Search the records for the string "whishi" and copy every line where it turns up.

[Record set]

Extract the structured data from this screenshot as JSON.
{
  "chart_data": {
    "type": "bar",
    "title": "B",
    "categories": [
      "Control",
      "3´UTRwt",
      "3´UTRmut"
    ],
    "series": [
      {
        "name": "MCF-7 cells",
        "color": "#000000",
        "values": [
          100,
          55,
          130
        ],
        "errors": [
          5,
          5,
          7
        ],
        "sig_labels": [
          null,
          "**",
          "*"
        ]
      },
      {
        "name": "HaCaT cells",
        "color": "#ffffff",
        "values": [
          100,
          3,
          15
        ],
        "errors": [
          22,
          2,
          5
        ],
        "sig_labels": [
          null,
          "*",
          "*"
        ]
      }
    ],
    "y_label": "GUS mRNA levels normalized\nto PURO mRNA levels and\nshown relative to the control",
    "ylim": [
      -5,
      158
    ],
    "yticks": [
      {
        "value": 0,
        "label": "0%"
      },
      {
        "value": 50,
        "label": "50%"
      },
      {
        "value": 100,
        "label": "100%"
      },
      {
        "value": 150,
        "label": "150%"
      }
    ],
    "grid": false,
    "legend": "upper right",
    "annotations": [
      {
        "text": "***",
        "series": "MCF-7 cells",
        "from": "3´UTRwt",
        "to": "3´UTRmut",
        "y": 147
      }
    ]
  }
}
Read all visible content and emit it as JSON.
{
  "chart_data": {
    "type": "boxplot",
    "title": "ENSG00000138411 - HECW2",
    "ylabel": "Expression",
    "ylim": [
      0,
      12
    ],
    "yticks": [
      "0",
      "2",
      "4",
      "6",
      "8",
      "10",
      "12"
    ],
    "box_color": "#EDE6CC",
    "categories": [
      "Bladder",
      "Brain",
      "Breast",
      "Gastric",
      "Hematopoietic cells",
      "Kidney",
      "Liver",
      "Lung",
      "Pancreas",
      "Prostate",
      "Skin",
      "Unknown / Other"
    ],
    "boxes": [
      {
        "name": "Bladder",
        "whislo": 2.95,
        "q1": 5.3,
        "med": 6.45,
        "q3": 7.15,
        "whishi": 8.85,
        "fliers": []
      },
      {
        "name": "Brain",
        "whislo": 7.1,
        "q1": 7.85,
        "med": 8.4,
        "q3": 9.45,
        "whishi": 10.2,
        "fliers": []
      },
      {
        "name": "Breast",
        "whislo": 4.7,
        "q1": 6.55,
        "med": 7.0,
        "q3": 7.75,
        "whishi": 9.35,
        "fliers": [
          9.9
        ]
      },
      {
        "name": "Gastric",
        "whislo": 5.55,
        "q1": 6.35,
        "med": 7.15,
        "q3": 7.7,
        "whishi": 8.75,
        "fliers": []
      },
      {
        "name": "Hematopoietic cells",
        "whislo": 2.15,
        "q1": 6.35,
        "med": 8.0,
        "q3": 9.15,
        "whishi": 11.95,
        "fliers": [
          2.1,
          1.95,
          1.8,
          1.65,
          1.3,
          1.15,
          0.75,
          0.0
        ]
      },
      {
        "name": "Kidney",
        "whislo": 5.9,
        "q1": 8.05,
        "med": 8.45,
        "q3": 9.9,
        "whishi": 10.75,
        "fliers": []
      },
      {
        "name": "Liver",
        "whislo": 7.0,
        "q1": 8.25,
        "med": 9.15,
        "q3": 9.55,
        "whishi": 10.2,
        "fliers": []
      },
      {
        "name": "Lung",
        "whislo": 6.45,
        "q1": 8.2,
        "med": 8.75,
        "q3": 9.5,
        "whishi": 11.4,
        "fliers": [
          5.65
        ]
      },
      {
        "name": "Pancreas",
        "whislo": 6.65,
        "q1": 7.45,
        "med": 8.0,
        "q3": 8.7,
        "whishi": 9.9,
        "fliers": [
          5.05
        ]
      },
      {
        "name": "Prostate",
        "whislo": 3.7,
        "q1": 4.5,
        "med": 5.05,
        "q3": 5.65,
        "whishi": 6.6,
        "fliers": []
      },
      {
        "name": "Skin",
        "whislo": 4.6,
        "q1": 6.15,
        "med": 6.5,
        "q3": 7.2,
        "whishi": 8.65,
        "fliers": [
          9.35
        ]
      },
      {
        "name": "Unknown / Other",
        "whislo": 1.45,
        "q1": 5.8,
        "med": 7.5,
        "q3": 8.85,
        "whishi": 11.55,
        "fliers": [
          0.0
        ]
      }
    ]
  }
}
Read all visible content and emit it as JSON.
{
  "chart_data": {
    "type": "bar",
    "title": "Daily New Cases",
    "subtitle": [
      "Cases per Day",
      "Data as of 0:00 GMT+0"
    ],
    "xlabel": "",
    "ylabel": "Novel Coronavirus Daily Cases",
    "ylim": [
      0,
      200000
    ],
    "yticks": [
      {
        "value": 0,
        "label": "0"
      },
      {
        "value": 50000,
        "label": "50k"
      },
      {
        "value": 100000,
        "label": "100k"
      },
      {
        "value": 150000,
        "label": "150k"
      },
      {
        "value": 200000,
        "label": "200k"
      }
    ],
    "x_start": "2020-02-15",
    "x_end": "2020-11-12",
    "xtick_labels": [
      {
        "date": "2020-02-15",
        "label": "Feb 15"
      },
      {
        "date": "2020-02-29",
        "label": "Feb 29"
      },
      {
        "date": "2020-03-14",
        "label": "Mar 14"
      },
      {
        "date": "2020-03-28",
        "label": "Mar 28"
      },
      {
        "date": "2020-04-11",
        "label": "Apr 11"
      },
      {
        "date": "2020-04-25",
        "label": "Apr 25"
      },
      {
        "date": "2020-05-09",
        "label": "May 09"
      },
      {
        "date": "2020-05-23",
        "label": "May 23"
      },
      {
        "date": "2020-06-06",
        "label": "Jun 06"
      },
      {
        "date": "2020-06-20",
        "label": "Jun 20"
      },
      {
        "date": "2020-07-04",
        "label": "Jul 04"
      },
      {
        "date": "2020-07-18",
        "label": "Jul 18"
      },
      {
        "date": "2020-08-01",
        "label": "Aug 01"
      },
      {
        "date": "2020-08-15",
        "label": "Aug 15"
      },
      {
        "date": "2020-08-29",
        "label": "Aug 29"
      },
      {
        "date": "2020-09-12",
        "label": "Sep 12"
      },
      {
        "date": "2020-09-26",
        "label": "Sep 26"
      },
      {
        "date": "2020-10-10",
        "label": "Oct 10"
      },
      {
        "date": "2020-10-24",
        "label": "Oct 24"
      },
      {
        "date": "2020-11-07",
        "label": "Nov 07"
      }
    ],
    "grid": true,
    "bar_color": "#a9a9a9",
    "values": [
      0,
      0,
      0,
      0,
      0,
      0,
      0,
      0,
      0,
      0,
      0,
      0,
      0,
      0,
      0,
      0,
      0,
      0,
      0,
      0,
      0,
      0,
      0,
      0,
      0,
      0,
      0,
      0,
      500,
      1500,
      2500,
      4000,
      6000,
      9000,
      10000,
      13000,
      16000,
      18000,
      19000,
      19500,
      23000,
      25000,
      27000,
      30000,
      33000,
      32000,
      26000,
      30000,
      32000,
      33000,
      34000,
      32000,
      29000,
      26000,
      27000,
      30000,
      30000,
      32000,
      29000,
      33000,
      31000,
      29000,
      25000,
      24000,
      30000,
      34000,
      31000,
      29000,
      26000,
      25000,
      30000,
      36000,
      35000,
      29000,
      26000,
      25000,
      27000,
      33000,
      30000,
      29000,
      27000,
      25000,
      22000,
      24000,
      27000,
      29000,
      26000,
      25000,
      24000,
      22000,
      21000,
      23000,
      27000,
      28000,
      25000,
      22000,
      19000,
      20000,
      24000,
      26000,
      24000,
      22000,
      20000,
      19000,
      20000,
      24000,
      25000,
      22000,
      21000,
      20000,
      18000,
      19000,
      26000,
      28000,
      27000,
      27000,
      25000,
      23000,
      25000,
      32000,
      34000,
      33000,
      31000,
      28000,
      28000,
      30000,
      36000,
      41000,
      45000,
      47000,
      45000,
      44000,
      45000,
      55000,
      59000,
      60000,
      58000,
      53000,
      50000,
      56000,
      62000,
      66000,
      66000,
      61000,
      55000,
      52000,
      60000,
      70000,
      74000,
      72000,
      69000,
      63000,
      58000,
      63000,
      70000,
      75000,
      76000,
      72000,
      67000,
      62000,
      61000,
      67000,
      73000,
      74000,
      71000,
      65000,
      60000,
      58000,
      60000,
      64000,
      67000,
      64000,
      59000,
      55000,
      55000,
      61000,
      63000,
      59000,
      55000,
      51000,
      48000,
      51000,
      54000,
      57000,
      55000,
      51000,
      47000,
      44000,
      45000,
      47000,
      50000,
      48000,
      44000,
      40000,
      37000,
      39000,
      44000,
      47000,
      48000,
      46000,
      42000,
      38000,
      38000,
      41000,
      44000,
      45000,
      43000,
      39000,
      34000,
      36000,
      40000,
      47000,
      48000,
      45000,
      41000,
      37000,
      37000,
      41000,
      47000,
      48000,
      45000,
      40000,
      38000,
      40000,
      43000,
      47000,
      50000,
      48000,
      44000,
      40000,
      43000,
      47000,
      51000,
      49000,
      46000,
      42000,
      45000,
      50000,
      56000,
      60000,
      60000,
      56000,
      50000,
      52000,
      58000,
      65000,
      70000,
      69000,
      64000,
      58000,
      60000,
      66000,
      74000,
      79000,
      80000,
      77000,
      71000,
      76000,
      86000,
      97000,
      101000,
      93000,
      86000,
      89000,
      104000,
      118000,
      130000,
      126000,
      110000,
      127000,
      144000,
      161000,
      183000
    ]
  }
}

[/Record set]

» **Finished task**:
        "whishi": 8.85,
        "whishi": 10.2,
        "whishi": 9.35,
        "whishi": 8.75,
        "whishi": 11.95,
        "whishi": 10.75,
        "whishi": 10.2,
        "whishi": 11.4,
        "whishi": 9.9,
        "whishi": 6.6,
        "whishi": 8.65,
        "whishi": 11.55,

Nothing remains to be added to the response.